• [Extracted material]
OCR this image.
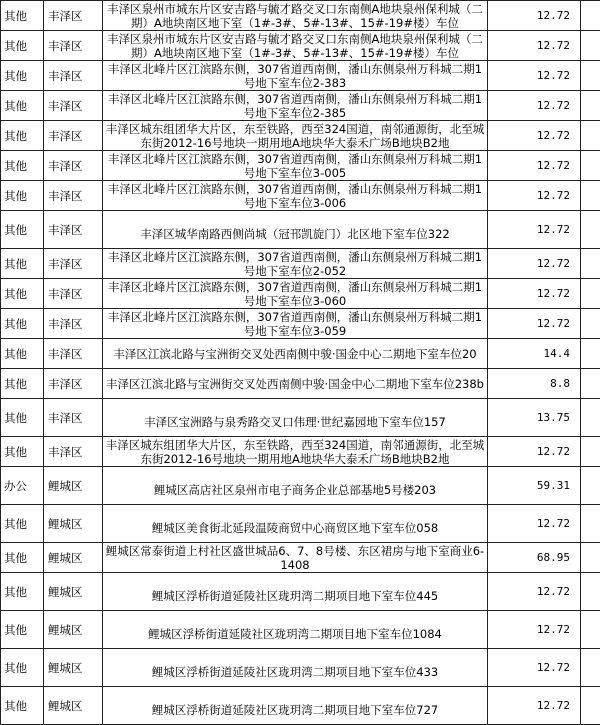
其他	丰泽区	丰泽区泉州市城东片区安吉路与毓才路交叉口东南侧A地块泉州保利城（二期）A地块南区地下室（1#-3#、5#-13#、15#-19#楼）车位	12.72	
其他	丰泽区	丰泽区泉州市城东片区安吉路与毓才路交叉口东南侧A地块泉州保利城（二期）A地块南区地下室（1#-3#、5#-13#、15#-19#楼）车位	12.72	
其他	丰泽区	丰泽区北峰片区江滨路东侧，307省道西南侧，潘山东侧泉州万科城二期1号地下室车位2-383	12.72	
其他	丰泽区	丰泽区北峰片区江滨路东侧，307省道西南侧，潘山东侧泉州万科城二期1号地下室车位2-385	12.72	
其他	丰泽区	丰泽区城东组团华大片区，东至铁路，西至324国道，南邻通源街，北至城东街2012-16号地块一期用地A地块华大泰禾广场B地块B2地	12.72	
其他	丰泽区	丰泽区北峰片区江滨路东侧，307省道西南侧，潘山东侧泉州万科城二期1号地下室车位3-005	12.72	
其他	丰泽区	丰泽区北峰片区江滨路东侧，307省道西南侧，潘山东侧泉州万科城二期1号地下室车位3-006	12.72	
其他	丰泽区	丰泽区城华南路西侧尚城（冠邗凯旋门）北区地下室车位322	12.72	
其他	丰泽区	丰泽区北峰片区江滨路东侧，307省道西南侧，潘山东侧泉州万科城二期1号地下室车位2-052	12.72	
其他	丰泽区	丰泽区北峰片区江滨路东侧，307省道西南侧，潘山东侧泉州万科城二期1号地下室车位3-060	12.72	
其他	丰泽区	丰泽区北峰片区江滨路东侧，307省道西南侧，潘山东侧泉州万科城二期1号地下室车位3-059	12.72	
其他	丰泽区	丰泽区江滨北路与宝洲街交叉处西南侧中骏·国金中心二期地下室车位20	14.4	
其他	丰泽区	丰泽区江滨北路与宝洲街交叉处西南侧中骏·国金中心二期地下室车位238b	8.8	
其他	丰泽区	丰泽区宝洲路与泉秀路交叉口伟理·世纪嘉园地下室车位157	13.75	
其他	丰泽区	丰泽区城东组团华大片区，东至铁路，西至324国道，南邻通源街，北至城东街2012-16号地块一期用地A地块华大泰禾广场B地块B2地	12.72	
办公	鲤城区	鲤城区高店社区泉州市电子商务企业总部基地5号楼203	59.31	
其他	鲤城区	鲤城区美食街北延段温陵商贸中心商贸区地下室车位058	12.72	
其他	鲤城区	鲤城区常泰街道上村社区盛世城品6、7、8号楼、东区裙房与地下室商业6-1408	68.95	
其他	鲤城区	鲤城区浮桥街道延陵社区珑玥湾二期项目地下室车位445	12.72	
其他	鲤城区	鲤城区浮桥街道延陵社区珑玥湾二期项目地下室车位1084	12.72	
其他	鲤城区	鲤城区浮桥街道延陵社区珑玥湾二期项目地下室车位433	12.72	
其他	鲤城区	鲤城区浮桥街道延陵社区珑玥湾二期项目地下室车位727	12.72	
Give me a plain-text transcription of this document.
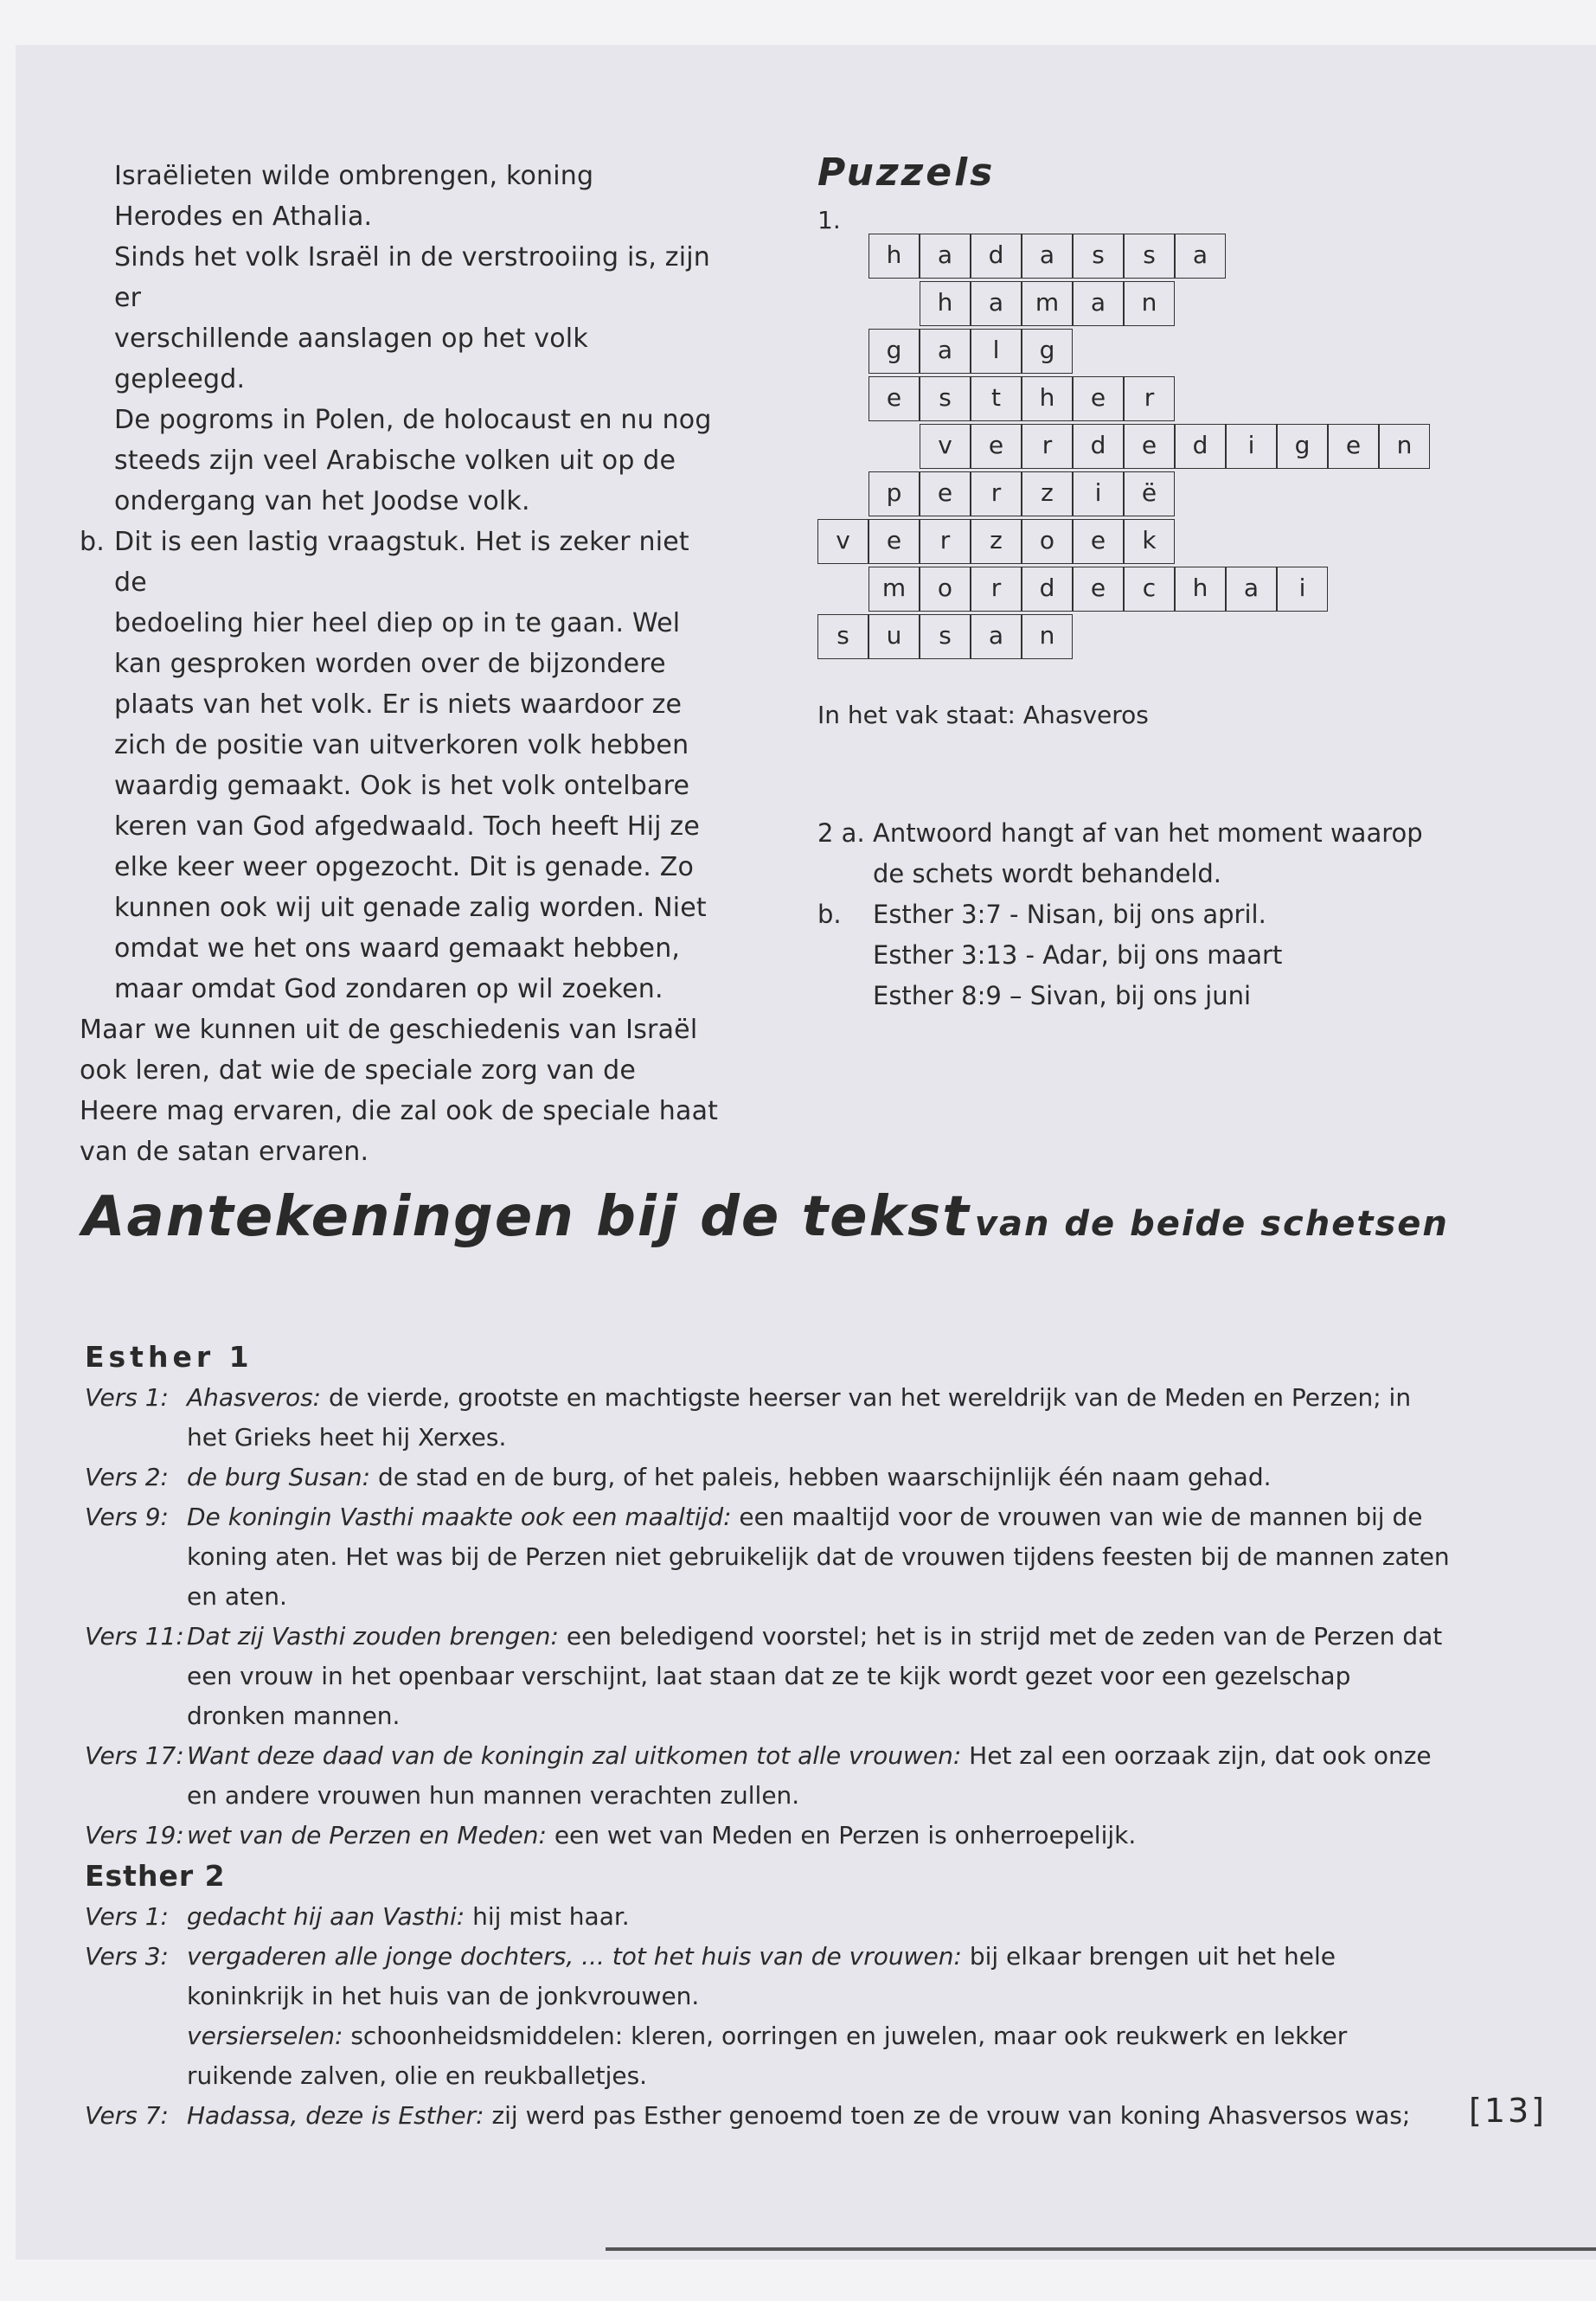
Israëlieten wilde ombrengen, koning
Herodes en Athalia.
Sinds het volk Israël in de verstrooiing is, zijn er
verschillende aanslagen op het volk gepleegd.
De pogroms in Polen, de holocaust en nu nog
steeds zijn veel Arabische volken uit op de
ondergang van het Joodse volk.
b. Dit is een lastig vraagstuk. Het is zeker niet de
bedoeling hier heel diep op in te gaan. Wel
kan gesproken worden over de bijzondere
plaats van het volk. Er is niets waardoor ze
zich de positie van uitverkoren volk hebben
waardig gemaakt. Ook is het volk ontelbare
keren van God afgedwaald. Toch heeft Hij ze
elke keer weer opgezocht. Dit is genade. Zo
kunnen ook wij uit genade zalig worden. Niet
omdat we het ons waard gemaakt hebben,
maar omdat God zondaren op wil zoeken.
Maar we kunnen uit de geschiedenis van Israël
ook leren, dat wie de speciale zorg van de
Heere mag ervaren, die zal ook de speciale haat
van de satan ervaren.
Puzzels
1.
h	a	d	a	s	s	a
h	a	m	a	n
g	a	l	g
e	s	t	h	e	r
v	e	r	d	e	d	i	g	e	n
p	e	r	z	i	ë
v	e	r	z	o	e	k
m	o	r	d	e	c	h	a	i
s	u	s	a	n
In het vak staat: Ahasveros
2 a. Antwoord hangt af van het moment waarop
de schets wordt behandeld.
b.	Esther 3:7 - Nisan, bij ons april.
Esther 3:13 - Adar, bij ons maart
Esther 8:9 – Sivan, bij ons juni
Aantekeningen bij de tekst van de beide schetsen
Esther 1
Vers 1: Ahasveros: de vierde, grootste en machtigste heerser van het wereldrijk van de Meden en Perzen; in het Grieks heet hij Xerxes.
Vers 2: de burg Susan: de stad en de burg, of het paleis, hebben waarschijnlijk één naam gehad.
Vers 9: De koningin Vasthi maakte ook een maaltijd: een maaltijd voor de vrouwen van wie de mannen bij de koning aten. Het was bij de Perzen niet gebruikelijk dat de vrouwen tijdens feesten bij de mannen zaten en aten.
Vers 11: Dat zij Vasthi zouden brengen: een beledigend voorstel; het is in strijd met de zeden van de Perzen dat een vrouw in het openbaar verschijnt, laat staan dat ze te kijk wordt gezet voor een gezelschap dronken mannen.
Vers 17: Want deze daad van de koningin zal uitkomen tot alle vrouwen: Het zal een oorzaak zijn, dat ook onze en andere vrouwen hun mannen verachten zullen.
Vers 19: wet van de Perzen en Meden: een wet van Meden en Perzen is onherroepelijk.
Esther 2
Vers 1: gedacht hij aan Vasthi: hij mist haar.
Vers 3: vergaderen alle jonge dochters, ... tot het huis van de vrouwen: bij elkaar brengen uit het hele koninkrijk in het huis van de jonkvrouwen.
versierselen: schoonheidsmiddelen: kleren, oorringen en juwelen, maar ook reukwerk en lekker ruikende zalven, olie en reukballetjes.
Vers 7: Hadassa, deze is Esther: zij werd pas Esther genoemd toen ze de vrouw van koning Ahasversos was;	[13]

• [Direction] Gather each line of the listing that holds the string "voor".

• [Written solution]
Vers 9: De koningin Vasthi maakte ook een maaltijd: een maaltijd voor de vrouwen van wie de mannen bij de koning aten. Het was bij de Perzen niet gebruikelijk dat de vrouwen tijdens feesten bij de mannen zaten en aten.
Vers 11: Dat zij Vasthi zouden brengen: een beledigend voorstel; het is in strijd met de zeden van de Perzen dat een vrouw in het openbaar verschijnt, laat staan dat ze te kijk wordt gezet voor een gezelschap dronken mannen.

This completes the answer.